Entries with figure data:
────────────────

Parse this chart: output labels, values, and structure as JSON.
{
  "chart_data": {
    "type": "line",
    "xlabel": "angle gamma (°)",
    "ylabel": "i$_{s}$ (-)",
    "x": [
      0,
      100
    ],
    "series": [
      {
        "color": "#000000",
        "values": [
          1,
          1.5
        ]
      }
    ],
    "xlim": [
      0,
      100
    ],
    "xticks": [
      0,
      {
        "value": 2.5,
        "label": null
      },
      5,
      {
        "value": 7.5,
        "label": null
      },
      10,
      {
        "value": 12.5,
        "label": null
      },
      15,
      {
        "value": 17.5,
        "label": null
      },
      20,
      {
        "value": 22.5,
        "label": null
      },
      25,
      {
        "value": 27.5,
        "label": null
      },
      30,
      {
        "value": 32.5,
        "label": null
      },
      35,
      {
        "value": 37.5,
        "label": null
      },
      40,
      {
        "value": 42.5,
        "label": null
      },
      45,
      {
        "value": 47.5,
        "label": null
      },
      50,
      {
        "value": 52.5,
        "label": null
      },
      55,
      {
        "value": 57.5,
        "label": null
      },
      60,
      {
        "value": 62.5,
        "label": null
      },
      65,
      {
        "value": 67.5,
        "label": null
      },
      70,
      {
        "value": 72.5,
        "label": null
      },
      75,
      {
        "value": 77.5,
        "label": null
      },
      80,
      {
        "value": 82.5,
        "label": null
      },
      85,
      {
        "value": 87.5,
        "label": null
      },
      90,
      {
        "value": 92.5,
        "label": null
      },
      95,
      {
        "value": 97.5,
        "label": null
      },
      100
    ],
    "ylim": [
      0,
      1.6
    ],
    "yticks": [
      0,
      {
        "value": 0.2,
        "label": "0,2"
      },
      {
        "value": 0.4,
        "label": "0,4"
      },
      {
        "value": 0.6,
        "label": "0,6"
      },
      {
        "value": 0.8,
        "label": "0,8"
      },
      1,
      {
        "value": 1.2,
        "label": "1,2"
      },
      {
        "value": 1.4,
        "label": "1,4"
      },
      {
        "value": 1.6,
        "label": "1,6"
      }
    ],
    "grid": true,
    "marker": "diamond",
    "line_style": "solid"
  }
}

────────────────

[DO THIS]:
Where a line above contains the word "values", copy that line.

[FULL RESPONSE]:
Parse this chart: output labels, values, and structure as JSON.
        "values": [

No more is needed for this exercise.